### What you should do
In the data below, extract the lines from the one containing "author-avatar[interactable] [639, 550, 657, 568]" through the one containing "author-avatar[interactable] [47, 303, 65, 321]", both included, and reproduce them verbatim.

━━━ Dataset records

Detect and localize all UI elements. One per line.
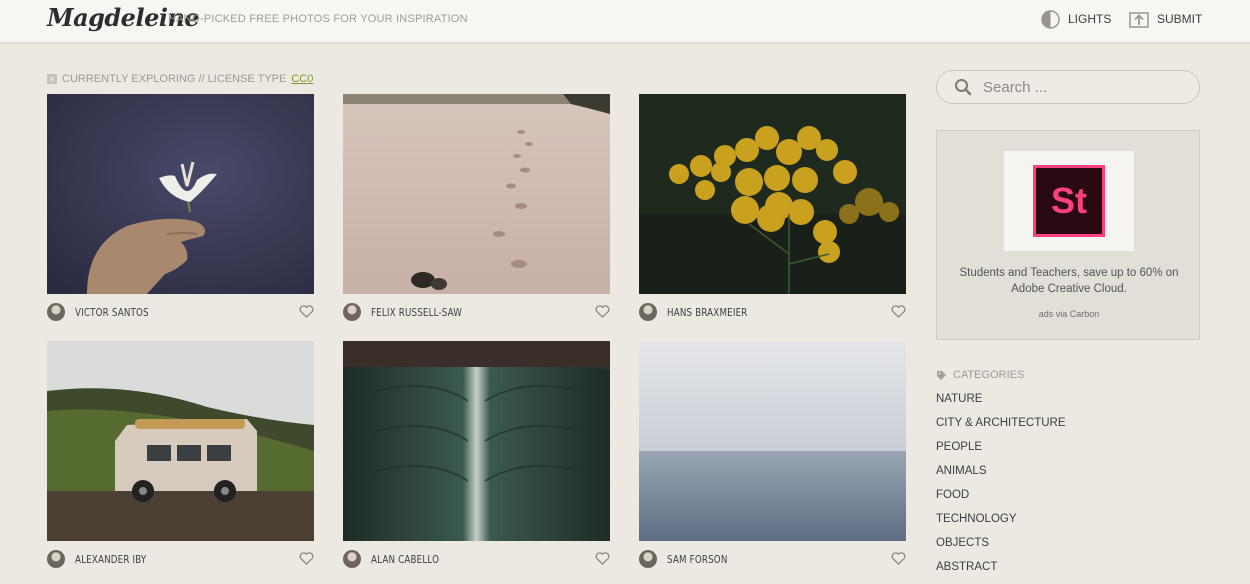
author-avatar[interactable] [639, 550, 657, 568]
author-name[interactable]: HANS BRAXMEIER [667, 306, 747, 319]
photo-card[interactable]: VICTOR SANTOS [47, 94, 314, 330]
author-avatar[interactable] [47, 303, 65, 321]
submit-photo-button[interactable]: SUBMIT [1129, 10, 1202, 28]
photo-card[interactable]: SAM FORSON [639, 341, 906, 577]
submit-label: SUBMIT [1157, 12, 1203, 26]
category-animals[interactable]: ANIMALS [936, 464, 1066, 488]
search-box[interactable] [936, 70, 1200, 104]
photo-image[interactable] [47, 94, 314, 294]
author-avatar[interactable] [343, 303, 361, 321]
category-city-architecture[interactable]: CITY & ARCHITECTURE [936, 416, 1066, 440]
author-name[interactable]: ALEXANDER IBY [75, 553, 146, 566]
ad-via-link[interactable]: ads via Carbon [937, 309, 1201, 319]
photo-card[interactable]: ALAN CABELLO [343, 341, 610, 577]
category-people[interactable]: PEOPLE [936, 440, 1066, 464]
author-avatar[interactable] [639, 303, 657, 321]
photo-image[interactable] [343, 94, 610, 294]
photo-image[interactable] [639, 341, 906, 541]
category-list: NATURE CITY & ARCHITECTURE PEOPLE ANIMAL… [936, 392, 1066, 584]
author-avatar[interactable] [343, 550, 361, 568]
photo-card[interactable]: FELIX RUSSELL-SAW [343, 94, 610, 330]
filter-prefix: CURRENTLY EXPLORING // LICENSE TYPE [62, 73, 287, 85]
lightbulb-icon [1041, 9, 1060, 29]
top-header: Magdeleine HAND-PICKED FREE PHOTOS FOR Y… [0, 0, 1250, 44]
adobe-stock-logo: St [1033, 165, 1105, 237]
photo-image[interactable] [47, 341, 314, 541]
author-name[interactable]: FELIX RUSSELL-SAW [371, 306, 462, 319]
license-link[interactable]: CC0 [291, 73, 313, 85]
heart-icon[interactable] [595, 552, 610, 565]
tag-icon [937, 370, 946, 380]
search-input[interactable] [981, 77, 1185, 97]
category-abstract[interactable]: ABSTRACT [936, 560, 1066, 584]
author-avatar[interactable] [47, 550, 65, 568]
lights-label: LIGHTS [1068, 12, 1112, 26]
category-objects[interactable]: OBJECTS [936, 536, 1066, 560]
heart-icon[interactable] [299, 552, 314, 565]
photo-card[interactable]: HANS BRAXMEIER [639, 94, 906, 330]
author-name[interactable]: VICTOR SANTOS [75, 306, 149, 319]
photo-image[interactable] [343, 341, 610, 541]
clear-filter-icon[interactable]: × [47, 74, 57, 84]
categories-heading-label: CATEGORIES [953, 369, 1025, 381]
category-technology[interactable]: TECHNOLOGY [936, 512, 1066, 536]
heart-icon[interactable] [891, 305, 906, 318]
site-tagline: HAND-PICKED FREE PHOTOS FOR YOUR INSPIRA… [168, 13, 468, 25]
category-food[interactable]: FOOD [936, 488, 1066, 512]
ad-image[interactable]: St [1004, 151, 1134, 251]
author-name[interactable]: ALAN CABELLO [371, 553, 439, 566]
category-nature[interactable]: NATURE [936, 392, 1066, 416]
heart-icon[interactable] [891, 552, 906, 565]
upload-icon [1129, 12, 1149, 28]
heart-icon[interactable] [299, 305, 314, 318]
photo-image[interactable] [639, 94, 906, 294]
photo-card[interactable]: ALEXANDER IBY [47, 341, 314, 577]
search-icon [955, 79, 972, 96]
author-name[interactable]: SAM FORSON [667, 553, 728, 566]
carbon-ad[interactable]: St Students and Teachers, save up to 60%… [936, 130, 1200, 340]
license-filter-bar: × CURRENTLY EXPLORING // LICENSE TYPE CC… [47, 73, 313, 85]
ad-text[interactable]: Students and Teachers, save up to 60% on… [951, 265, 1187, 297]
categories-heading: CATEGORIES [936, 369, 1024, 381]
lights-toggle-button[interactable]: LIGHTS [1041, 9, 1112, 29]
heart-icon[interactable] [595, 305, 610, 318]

━━━━━━
━━━ Dataset records

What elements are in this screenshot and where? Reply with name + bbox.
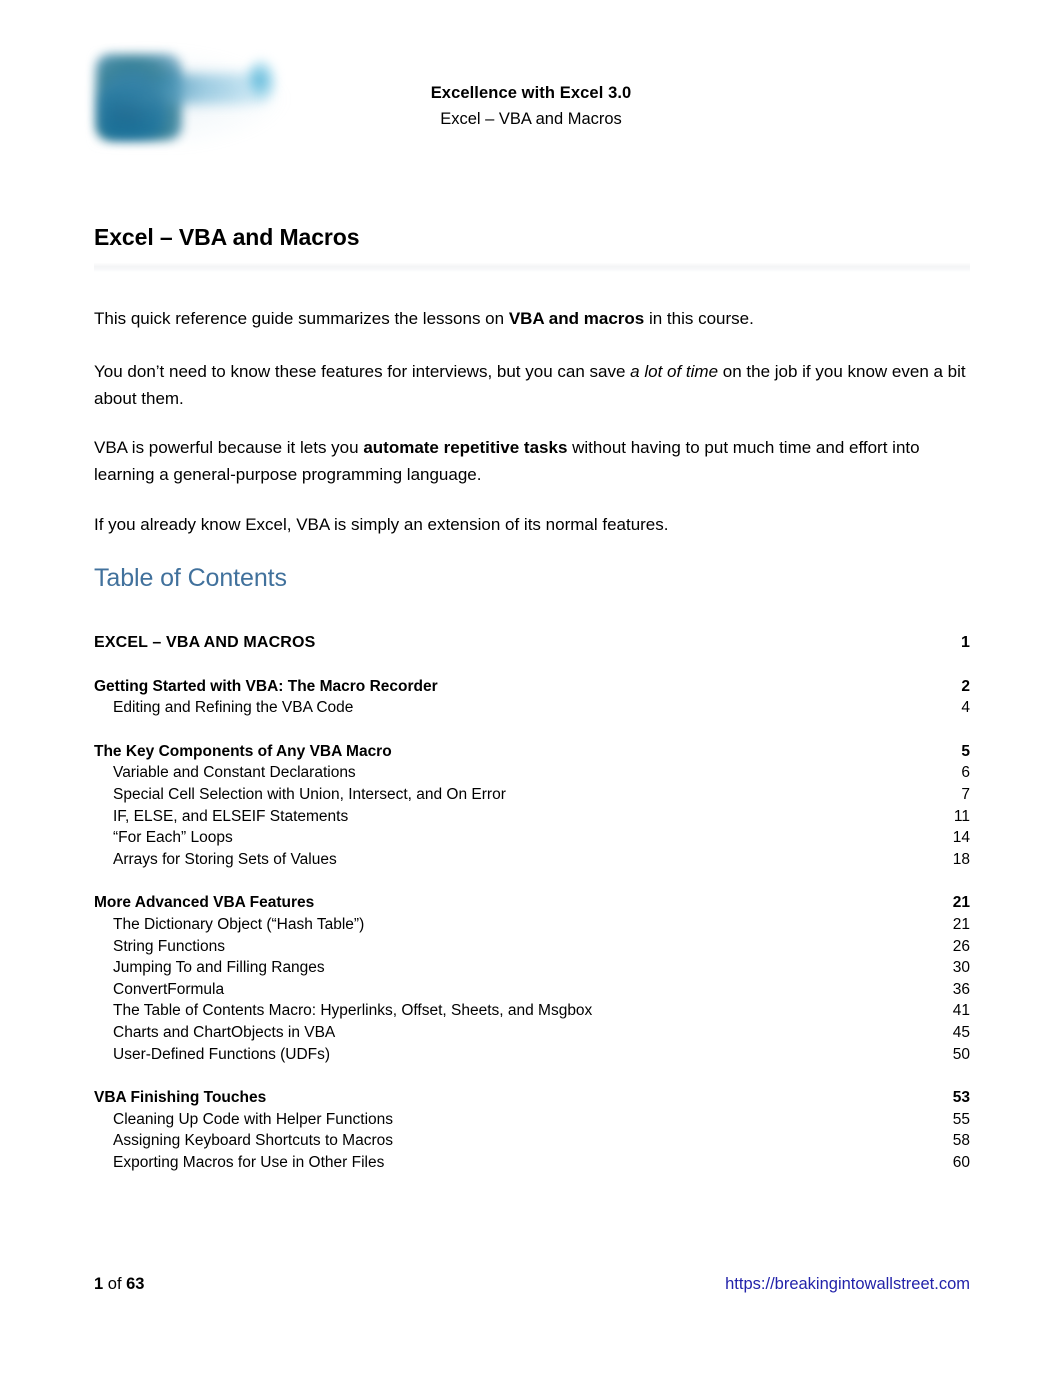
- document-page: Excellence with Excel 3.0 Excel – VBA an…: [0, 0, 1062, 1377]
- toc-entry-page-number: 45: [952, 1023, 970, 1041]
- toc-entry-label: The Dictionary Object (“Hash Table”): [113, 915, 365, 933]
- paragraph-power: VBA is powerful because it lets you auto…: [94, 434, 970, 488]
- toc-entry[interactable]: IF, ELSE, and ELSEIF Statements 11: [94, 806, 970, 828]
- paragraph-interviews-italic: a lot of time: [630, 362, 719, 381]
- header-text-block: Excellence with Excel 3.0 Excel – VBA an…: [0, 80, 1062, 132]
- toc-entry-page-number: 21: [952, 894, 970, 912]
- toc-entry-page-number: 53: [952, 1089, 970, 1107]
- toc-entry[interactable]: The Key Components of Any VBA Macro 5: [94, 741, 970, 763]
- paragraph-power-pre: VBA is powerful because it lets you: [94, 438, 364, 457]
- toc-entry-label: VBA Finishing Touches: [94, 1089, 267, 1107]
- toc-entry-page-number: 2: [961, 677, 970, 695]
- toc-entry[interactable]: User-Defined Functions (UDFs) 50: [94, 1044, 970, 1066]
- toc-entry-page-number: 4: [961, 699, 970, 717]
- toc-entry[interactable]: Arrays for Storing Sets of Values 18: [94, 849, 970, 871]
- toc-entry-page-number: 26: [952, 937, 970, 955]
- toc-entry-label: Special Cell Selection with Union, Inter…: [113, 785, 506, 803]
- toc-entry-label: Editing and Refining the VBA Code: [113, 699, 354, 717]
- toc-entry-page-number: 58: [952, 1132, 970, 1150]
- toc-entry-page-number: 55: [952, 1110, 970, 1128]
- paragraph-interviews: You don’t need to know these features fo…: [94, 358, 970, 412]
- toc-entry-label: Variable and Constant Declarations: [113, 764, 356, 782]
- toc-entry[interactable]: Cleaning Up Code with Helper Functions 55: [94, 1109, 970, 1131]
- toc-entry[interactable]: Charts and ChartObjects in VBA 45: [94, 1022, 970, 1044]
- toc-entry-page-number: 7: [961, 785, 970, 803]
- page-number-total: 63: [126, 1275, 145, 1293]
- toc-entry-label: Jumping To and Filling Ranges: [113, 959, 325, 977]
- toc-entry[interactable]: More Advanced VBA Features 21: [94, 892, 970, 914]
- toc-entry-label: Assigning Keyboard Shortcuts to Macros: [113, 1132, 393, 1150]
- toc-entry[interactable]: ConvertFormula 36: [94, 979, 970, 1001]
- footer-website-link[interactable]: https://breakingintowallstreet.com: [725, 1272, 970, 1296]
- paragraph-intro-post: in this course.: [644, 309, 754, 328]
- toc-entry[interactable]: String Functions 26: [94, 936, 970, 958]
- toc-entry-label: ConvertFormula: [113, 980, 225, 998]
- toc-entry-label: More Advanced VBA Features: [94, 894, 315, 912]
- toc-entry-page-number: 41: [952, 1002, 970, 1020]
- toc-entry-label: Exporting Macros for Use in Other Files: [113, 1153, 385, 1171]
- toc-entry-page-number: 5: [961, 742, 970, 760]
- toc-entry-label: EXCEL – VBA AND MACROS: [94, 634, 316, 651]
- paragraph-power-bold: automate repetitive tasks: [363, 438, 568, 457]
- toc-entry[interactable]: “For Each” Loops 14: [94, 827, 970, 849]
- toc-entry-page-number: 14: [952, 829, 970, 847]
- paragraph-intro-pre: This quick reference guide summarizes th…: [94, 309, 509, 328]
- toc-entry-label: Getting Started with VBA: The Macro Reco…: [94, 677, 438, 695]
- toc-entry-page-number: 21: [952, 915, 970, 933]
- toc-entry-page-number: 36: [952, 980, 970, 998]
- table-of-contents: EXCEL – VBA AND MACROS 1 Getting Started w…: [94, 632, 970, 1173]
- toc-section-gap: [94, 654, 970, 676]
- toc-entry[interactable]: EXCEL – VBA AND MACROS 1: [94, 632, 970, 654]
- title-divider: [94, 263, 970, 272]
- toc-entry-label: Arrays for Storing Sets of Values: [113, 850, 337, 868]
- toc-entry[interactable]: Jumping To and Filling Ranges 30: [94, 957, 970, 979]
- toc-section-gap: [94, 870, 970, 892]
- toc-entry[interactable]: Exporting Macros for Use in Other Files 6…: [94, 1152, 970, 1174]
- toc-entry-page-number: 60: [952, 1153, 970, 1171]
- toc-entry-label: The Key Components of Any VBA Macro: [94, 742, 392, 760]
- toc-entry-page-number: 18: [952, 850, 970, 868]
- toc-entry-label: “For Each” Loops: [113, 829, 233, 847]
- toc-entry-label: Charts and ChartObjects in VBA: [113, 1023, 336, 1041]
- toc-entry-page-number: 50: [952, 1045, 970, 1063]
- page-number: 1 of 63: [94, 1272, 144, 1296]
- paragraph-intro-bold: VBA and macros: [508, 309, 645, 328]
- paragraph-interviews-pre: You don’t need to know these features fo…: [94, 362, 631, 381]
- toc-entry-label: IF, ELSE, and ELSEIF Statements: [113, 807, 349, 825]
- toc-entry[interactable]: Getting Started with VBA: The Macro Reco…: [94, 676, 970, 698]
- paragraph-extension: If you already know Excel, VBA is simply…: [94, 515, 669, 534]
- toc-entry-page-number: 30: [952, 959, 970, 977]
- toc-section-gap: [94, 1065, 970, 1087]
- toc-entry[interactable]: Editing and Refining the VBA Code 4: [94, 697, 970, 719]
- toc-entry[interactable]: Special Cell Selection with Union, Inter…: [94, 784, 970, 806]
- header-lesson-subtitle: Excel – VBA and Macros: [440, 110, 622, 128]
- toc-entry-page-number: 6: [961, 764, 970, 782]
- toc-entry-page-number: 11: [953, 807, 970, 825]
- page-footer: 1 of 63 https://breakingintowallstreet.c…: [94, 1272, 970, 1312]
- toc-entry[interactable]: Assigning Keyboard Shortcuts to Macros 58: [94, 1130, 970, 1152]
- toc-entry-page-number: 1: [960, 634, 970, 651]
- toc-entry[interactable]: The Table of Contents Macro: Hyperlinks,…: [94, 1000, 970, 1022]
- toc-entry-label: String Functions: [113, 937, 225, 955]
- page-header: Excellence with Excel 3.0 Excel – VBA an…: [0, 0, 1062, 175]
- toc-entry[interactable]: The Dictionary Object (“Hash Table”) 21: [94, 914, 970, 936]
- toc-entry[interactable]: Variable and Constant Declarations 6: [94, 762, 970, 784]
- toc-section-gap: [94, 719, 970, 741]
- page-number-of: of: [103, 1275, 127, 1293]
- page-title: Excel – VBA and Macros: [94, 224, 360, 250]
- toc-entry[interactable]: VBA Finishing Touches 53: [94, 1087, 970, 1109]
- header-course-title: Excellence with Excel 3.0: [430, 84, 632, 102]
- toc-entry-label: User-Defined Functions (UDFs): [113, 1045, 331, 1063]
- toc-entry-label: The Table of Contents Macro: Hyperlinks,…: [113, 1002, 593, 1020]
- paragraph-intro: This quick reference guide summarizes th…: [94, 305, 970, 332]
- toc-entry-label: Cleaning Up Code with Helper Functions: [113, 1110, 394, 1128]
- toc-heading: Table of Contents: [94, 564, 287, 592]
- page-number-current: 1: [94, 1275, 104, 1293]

━━━━━━

### Output
author-avatar[interactable] [639, 550, 657, 568]
author-name[interactable]: HANS BRAXMEIER [667, 306, 747, 319]
photo-card[interactable]: VICTOR SANTOS [47, 94, 314, 330]
author-avatar[interactable] [47, 303, 65, 321]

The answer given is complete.